*DIRECTIONS FOR THIS TASK:*
Everything in the listing except the pictures should be written out exactly.

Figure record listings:
>>>>
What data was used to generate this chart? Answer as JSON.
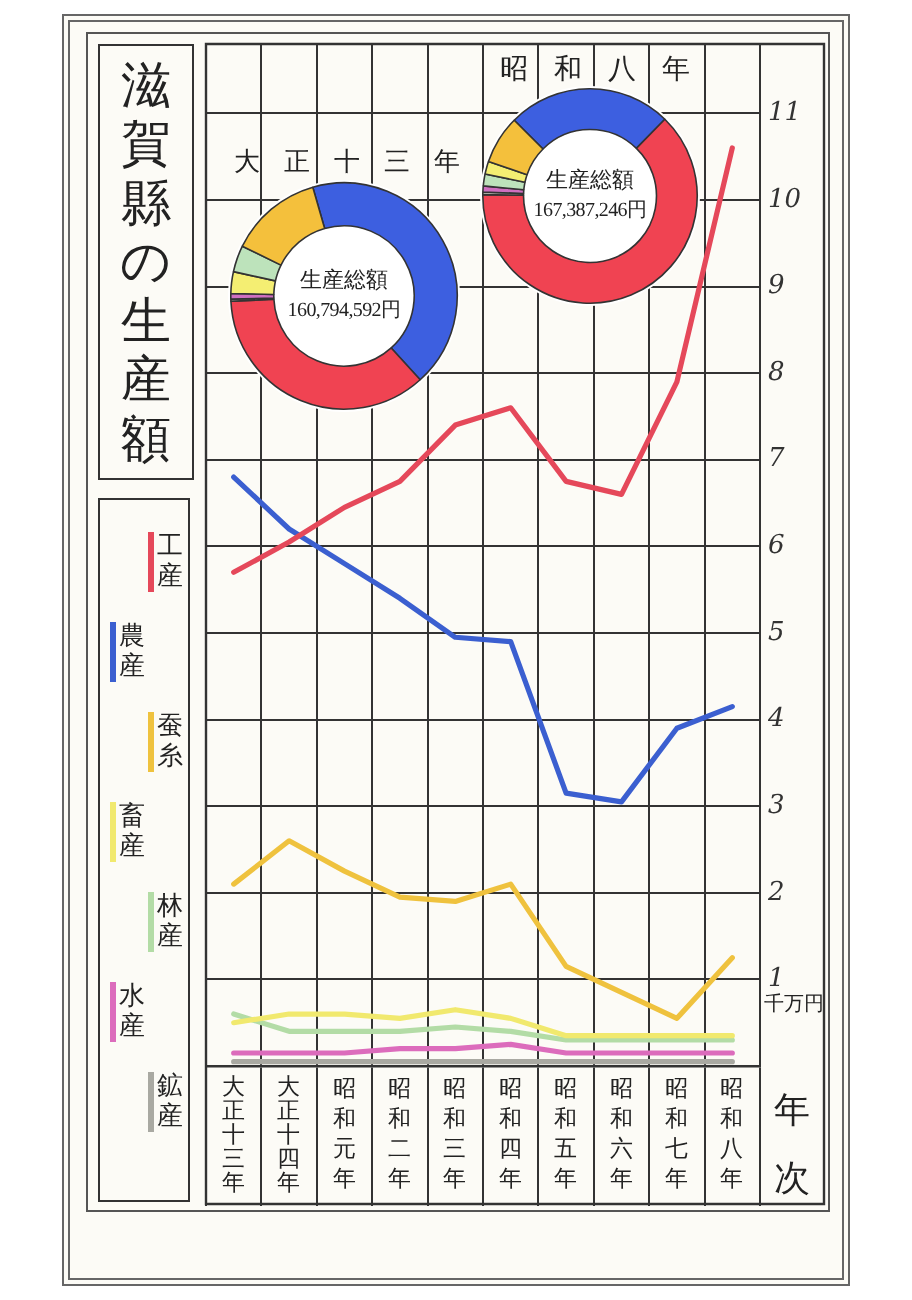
{
  "chart_data": [
    {
      "type": "line",
      "title": "滋賀縣の生産額",
      "categories": [
        "大正十三年",
        "大正十四年",
        "昭和元年",
        "昭和二年",
        "昭和三年",
        "昭和四年",
        "昭和五年",
        "昭和六年",
        "昭和七年",
        "昭和八年"
      ],
      "xlabel": "年次",
      "ylabel": "千万円",
      "ylim": [
        0,
        11.8
      ],
      "yticks": [
        1,
        2,
        3,
        4,
        5,
        6,
        7,
        8,
        9,
        10,
        11
      ],
      "grid": true,
      "legend": "left",
      "series": [
        {
          "name": "工産",
          "color": "#e5485a",
          "values": [
            5.7,
            6.05,
            6.45,
            6.75,
            7.4,
            7.6,
            6.75,
            6.6,
            7.9,
            10.6
          ]
        },
        {
          "name": "農産",
          "color": "#3b5fd0",
          "values": [
            6.8,
            6.2,
            5.8,
            5.4,
            4.95,
            4.9,
            3.15,
            3.05,
            3.9,
            4.15
          ]
        },
        {
          "name": "蚕糸",
          "color": "#efc23e",
          "values": [
            2.1,
            2.6,
            2.25,
            1.95,
            1.9,
            2.1,
            1.15,
            0.85,
            0.55,
            1.25
          ]
        },
        {
          "name": "畜産",
          "color": "#f1e96e",
          "values": [
            0.5,
            0.6,
            0.6,
            0.55,
            0.65,
            0.55,
            0.35,
            0.35,
            0.35,
            0.35
          ]
        },
        {
          "name": "林産",
          "color": "#b3dca6",
          "values": [
            0.6,
            0.4,
            0.4,
            0.4,
            0.45,
            0.4,
            0.3,
            0.3,
            0.3,
            0.3
          ]
        },
        {
          "name": "水産",
          "color": "#dc6cbc",
          "values": [
            0.15,
            0.15,
            0.15,
            0.2,
            0.2,
            0.25,
            0.15,
            0.15,
            0.15,
            0.15
          ]
        },
        {
          "name": "鉱産",
          "color": "#a9a9a2",
          "values": [
            0.05,
            0.05,
            0.05,
            0.05,
            0.05,
            0.05,
            0.05,
            0.05,
            0.05,
            0.05
          ]
        }
      ]
    },
    {
      "type": "donut",
      "title": "大正十三年",
      "categories": [
        null,
        null,
        null,
        null,
        null,
        null,
        null
      ],
      "values": [
        42.7,
        36.0,
        0.3,
        0.8,
        3.1,
        3.8,
        13.3
      ],
      "colors": [
        "#3d5fe0",
        "#f04352",
        "#a9a9a2",
        "#cf6fc0",
        "#f4ee72",
        "#bde3bb",
        "#f4c03c"
      ],
      "annotations": [
        "生産総額",
        "160,794,592円"
      ]
    },
    {
      "type": "donut",
      "title": "昭和八年",
      "categories": [
        null,
        null,
        null,
        null,
        null,
        null,
        null
      ],
      "values": [
        24.8,
        62.9,
        0.4,
        0.9,
        1.8,
        1.9,
        7.3
      ],
      "colors": [
        "#3d5fe0",
        "#f04352",
        "#a9a9a2",
        "#cf6fc0",
        "#bde3bb",
        "#f4ee72",
        "#f4c03c"
      ],
      "annotations": [
        "生産総額",
        "167,387,246円"
      ]
    }
  ]
}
<<<<
*FULL RESPONSE:*
What data was used to generate this chart? Answer as JSON.
{
  "chart_data": [
    {
      "type": "line",
      "title": "滋賀縣の生産額",
      "categories": [
        "大正十三年",
        "大正十四年",
        "昭和元年",
        "昭和二年",
        "昭和三年",
        "昭和四年",
        "昭和五年",
        "昭和六年",
        "昭和七年",
        "昭和八年"
      ],
      "xlabel": "年次",
      "ylabel": "千万円",
      "ylim": [
        0,
        11.8
      ],
      "yticks": [
        1,
        2,
        3,
        4,
        5,
        6,
        7,
        8,
        9,
        10,
        11
      ],
      "grid": true,
      "legend": "left",
      "series": [
        {
          "name": "工産",
          "color": "#e5485a",
          "values": [
            5.7,
            6.05,
            6.45,
            6.75,
            7.4,
            7.6,
            6.75,
            6.6,
            7.9,
            10.6
          ]
        },
        {
          "name": "農産",
          "color": "#3b5fd0",
          "values": [
            6.8,
            6.2,
            5.8,
            5.4,
            4.95,
            4.9,
            3.15,
            3.05,
            3.9,
            4.15
          ]
        },
        {
          "name": "蚕糸",
          "color": "#efc23e",
          "values": [
            2.1,
            2.6,
            2.25,
            1.95,
            1.9,
            2.1,
            1.15,
            0.85,
            0.55,
            1.25
          ]
        },
        {
          "name": "畜産",
          "color": "#f1e96e",
          "values": [
            0.5,
            0.6,
            0.6,
            0.55,
            0.65,
            0.55,
            0.35,
            0.35,
            0.35,
            0.35
          ]
        },
        {
          "name": "林産",
          "color": "#b3dca6",
          "values": [
            0.6,
            0.4,
            0.4,
            0.4,
            0.45,
            0.4,
            0.3,
            0.3,
            0.3,
            0.3
          ]
        },
        {
          "name": "水産",
          "color": "#dc6cbc",
          "values": [
            0.15,
            0.15,
            0.15,
            0.2,
            0.2,
            0.25,
            0.15,
            0.15,
            0.15,
            0.15
          ]
        },
        {
          "name": "鉱産",
          "color": "#a9a9a2",
          "values": [
            0.05,
            0.05,
            0.05,
            0.05,
            0.05,
            0.05,
            0.05,
            0.05,
            0.05,
            0.05
          ]
        }
      ]
    },
    {
      "type": "donut",
      "title": "大正十三年",
      "categories": [
        null,
        null,
        null,
        null,
        null,
        null,
        null
      ],
      "values": [
        42.7,
        36.0,
        0.3,
        0.8,
        3.1,
        3.8,
        13.3
      ],
      "colors": [
        "#3d5fe0",
        "#f04352",
        "#a9a9a2",
        "#cf6fc0",
        "#f4ee72",
        "#bde3bb",
        "#f4c03c"
      ],
      "annotations": [
        "生産総額",
        "160,794,592円"
      ]
    },
    {
      "type": "donut",
      "title": "昭和八年",
      "categories": [
        null,
        null,
        null,
        null,
        null,
        null,
        null
      ],
      "values": [
        24.8,
        62.9,
        0.4,
        0.9,
        1.8,
        1.9,
        7.3
      ],
      "colors": [
        "#3d5fe0",
        "#f04352",
        "#a9a9a2",
        "#cf6fc0",
        "#bde3bb",
        "#f4ee72",
        "#f4c03c"
      ],
      "annotations": [
        "生産総額",
        "167,387,246円"
      ]
    }
  ]
}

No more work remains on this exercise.